Extract =
++++++++++

Status of Controlled Clinical Trials in Peripheral Vessel Atherosclerosis
There are two general strategies to test the efficacy of drugs which may cause atherosclerosis regression in man. The first is to study drug effects on atherosclerosis-related morbidity or mortality, a strategy which has been accepted for many years. For example, the Coronary Drug Project1 studied the effects of six drugs in men aged 30 to 64 years who had recovered from one or more episodes of myocardial infarction (MI). Fifty-three clinics recruited 8,341 patients who were randomly assigned to one of six treatment groups. Three study groups (conjugated estrogens, 2.5 mg/day; conjugated estrogens, 5.0 mg/day; and dextrothyroxine sodium, 6.0 mg/day) were discontinued before the scheduled conclusion of the project, whereas patients in the remaining groups (Clofibrate, 1.8 g/day; niacin, 3.0 g/day; and lactose placebo 3.8 g/day) were followed to the end of the study. The results of that study indicated that there was no evidence of significant efficacy of Clofibrate or of niacin with regard to total mortality or cause-specific mortality. Five-year mortality rates were 20.0% for Clofibrate, 21.2% for niacin, and 20.9% for the placebo.

++++++++++

(Saved entries)
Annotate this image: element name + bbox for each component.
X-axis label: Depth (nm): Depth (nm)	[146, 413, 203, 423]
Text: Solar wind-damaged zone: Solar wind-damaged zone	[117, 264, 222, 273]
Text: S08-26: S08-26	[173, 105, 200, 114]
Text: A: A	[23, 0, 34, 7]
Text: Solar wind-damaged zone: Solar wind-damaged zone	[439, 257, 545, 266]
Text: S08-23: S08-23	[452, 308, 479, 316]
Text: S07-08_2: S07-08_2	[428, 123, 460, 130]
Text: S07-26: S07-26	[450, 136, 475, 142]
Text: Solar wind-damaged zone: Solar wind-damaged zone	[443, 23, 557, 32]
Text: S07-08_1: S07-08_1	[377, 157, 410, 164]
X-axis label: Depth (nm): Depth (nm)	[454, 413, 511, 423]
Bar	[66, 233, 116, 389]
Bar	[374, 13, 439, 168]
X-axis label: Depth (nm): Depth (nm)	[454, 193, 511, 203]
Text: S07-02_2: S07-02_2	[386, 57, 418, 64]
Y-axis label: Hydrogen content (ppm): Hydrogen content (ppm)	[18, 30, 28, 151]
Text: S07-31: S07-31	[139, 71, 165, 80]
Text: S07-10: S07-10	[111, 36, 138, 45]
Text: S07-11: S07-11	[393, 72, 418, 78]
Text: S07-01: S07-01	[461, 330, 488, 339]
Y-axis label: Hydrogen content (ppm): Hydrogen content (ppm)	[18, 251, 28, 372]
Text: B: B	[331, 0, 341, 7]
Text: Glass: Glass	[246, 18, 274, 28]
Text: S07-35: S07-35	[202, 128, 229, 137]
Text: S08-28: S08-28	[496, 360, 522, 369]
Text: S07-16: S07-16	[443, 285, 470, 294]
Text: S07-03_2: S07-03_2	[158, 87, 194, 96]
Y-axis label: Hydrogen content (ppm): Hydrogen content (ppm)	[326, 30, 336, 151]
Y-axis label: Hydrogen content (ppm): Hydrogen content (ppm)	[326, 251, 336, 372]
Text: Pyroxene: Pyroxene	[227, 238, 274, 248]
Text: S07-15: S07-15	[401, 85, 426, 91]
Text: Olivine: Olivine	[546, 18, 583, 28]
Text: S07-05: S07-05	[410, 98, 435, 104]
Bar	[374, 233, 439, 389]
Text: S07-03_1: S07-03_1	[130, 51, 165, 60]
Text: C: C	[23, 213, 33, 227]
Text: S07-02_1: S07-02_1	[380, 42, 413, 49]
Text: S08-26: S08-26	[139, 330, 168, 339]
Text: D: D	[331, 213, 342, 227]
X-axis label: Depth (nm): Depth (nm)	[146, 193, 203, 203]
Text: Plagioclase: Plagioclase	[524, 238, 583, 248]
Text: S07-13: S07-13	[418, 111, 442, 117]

++++++++++

Work item =
Answer from the extract:
1. How many clinics recruited patients for the Coronary Drug Project?
2. What daily dose of niacin did patients in that group receive?
3. What was the five-year mortality rate for the placebo group?
Rely on the extract alone.

Exercise output =
1. Fifty-three
2. 3.0 g/day
3. 20.9%